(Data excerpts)
◇ ◇ ◇ ◇

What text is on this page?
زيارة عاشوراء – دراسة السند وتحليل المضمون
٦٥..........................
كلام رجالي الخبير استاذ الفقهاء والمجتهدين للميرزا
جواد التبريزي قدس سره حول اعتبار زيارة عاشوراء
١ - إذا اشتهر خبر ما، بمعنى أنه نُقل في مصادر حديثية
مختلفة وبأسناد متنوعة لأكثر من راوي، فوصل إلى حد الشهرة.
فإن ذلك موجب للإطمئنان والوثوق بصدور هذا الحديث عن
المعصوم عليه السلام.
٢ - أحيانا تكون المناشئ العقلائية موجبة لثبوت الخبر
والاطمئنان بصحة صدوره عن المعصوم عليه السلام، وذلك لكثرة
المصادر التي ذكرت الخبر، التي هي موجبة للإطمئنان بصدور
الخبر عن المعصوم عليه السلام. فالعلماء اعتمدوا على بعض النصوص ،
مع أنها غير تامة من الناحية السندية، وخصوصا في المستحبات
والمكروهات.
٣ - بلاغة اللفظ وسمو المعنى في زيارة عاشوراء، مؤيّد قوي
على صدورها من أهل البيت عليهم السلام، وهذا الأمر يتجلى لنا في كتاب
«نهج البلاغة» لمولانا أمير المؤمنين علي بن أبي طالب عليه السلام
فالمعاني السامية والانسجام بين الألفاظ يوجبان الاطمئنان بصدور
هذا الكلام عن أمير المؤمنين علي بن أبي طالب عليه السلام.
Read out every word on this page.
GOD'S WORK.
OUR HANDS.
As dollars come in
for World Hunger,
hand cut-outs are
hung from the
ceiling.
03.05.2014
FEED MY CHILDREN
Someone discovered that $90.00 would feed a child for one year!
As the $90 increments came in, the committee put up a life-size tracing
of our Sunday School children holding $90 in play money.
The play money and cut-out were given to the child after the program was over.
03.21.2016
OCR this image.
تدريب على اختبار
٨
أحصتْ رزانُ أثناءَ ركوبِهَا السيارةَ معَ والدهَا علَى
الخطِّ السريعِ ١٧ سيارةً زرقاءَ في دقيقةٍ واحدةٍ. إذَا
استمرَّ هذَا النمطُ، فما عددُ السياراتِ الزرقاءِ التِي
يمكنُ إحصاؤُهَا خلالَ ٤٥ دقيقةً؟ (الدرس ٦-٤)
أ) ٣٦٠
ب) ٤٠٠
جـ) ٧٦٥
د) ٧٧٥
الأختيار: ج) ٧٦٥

◇ ◇ ◇ ◇

» REQUIRED TASK: Copy exactly, and only, the lines from the one containing "Read out every word on this page." through the last line of the listing.

» TASK RESULT:
Read out every word on this page.
GOD'S WORK.
OUR HANDS.
As dollars come in
for World Hunger,
hand cut-outs are
hung from the
ceiling.
03.05.2014
FEED MY CHILDREN
Someone discovered that $90.00 would feed a child for one year!
As the $90 increments came in, the committee put up a life-size tracing
of our Sunday School children holding $90 in play money.
The play money and cut-out were given to the child after the program was over.
03.21.2016
OCR this image.
تدريب على اختبار
٨
أحصتْ رزانُ أثناءَ ركوبِهَا السيارةَ معَ والدهَا علَى
الخطِّ السريعِ ١٧ سيارةً زرقاءَ في دقيقةٍ واحدةٍ. إذَا
استمرَّ هذَا النمطُ، فما عددُ السياراتِ الزرقاءِ التِي
يمكنُ إحصاؤُهَا خلالَ ٤٥ دقيقةً؟ (الدرس ٦-٤)
أ) ٣٦٠
ب) ٤٠٠
جـ) ٧٦٥
د) ٧٧٥
الأختيار: ج) ٧٦٥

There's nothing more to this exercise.